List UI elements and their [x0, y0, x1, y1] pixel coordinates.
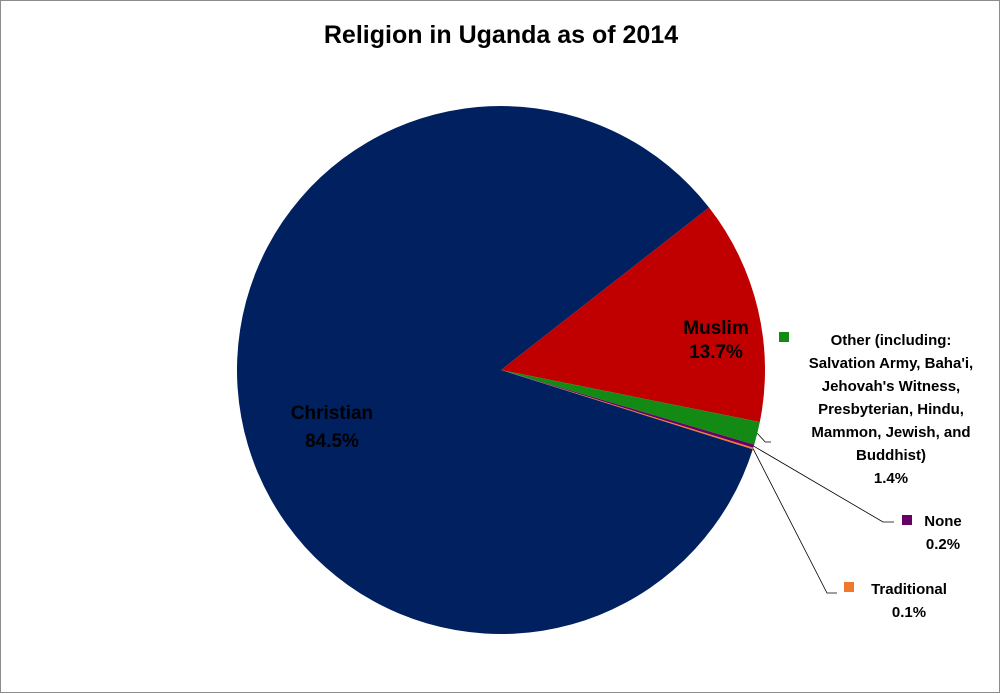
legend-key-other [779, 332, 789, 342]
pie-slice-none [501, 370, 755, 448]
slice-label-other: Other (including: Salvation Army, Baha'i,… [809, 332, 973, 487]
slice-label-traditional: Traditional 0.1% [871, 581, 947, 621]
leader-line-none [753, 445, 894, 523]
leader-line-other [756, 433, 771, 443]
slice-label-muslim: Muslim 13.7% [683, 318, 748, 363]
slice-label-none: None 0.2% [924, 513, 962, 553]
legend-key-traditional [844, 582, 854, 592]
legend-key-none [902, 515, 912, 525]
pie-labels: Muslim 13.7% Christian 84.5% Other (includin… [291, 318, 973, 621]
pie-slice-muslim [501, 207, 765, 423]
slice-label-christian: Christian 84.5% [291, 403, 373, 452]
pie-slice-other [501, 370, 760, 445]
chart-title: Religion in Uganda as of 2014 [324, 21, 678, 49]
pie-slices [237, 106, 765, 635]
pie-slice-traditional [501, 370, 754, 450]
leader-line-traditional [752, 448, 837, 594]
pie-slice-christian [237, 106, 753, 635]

--*--

* [Work to do] Output as a JSON list of strings, one string per line, the item lines running from the line with "legend-key-other [779, 332, 789, 342]" up to and including the line with "legend-key-none [902, 515, 912, 525]", leaving out any blank lines.

* [Answer to this problem]
[
  "legend-key-other [779, 332, 789, 342]",
  "pie-slice-none [501, 370, 755, 448]",
  "slice-label-other: Other (including: Salvation Army, Baha'i,… [809, 332, 973, 487]",
  "slice-label-traditional: Traditional 0.1% [871, 581, 947, 621]",
  "leader-line-none [753, 445, 894, 523]",
  "leader-line-other [756, 433, 771, 443]",
  "slice-label-muslim: Muslim 13.7% [683, 318, 748, 363]",
  "slice-label-none: None 0.2% [924, 513, 962, 553]",
  "legend-key-traditional [844, 582, 854, 592]",
  "legend-key-none [902, 515, 912, 525]"
]